◆ **STATED PROBLEM**:
Below is a set of records. Repeat all of them exactly.

[begin INFORMATION PROVIDED]

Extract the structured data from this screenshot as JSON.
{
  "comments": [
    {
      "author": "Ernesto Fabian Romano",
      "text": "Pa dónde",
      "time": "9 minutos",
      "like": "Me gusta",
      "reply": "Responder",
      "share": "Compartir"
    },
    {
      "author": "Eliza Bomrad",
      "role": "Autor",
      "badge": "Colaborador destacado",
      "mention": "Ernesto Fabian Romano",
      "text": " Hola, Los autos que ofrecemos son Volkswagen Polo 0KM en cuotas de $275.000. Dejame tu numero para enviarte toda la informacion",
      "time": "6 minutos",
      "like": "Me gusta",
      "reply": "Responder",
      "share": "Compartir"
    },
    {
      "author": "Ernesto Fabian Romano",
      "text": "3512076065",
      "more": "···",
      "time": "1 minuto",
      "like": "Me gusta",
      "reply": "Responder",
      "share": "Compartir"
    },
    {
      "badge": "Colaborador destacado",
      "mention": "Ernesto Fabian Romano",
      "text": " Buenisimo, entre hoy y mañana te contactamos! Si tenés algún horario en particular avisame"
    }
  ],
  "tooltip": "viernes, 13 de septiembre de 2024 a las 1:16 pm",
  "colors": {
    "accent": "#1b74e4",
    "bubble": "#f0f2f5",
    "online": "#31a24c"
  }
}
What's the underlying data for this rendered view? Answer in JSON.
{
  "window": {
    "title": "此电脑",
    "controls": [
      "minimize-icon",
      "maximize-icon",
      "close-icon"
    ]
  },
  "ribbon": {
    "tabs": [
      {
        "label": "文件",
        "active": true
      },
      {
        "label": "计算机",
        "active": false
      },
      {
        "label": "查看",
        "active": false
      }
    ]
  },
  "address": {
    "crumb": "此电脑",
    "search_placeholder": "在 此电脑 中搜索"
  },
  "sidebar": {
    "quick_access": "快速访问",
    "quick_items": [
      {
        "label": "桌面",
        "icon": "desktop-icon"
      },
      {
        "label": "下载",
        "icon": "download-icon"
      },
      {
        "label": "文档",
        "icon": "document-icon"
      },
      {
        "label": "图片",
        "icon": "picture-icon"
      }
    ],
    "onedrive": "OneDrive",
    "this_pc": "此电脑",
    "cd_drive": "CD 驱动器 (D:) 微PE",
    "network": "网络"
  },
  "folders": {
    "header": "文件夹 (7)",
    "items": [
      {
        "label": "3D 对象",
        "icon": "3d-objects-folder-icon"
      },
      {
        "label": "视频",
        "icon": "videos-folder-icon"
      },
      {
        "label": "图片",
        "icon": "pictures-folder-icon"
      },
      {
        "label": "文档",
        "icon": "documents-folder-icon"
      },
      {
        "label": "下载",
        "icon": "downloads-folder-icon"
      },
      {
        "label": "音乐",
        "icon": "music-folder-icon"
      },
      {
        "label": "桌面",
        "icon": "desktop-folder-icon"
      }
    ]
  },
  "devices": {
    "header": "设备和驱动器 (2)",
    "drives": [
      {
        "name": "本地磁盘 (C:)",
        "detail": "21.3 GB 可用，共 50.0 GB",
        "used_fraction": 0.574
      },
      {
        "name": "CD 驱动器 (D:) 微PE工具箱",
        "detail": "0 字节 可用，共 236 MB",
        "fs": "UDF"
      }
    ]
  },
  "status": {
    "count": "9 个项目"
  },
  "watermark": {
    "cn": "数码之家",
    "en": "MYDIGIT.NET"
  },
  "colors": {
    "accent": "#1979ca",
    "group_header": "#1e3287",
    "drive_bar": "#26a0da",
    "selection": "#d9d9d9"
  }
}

[end INFORMATION PROVIDED]

◆ **REPLY TO THE TASK**:
Extract the structured data from this screenshot as JSON.
{
  "comments": [
    {
      "author": "Ernesto Fabian Romano",
      "text": "Pa dónde",
      "time": "9 minutos",
      "like": "Me gusta",
      "reply": "Responder",
      "share": "Compartir"
    },
    {
      "author": "Eliza Bomrad",
      "role": "Autor",
      "badge": "Colaborador destacado",
      "mention": "Ernesto Fabian Romano",
      "text": " Hola, Los autos que ofrecemos son Volkswagen Polo 0KM en cuotas de $275.000. Dejame tu numero para enviarte toda la informacion",
      "time": "6 minutos",
      "like": "Me gusta",
      "reply": "Responder",
      "share": "Compartir"
    },
    {
      "author": "Ernesto Fabian Romano",
      "text": "3512076065",
      "more": "···",
      "time": "1 minuto",
      "like": "Me gusta",
      "reply": "Responder",
      "share": "Compartir"
    },
    {
      "badge": "Colaborador destacado",
      "mention": "Ernesto Fabian Romano",
      "text": " Buenisimo, entre hoy y mañana te contactamos! Si tenés algún horario en particular avisame"
    }
  ],
  "tooltip": "viernes, 13 de septiembre de 2024 a las 1:16 pm",
  "colors": {
    "accent": "#1b74e4",
    "bubble": "#f0f2f5",
    "online": "#31a24c"
  }
}
What's the underlying data for this rendered view? Answer in JSON.
{
  "window": {
    "title": "此电脑",
    "controls": [
      "minimize-icon",
      "maximize-icon",
      "close-icon"
    ]
  },
  "ribbon": {
    "tabs": [
      {
        "label": "文件",
        "active": true
      },
      {
        "label": "计算机",
        "active": false
      },
      {
        "label": "查看",
        "active": false
      }
    ]
  },
  "address": {
    "crumb": "此电脑",
    "search_placeholder": "在 此电脑 中搜索"
  },
  "sidebar": {
    "quick_access": "快速访问",
    "quick_items": [
      {
        "label": "桌面",
        "icon": "desktop-icon"
      },
      {
        "label": "下载",
        "icon": "download-icon"
      },
      {
        "label": "文档",
        "icon": "document-icon"
      },
      {
        "label": "图片",
        "icon": "picture-icon"
      }
    ],
    "onedrive": "OneDrive",
    "this_pc": "此电脑",
    "cd_drive": "CD 驱动器 (D:) 微PE",
    "network": "网络"
  },
  "folders": {
    "header": "文件夹 (7)",
    "items": [
      {
        "label": "3D 对象",
        "icon": "3d-objects-folder-icon"
      },
      {
        "label": "视频",
        "icon": "videos-folder-icon"
      },
      {
        "label": "图片",
        "icon": "pictures-folder-icon"
      },
      {
        "label": "文档",
        "icon": "documents-folder-icon"
      },
      {
        "label": "下载",
        "icon": "downloads-folder-icon"
      },
      {
        "label": "音乐",
        "icon": "music-folder-icon"
      },
      {
        "label": "桌面",
        "icon": "desktop-folder-icon"
      }
    ]
  },
  "devices": {
    "header": "设备和驱动器 (2)",
    "drives": [
      {
        "name": "本地磁盘 (C:)",
        "detail": "21.3 GB 可用，共 50.0 GB",
        "used_fraction": 0.574
      },
      {
        "name": "CD 驱动器 (D:) 微PE工具箱",
        "detail": "0 字节 可用，共 236 MB",
        "fs": "UDF"
      }
    ]
  },
  "status": {
    "count": "9 个项目"
  },
  "watermark": {
    "cn": "数码之家",
    "en": "MYDIGIT.NET"
  },
  "colors": {
    "accent": "#1979ca",
    "group_header": "#1e3287",
    "drive_bar": "#26a0da",
    "selection": "#d9d9d9"
  }
}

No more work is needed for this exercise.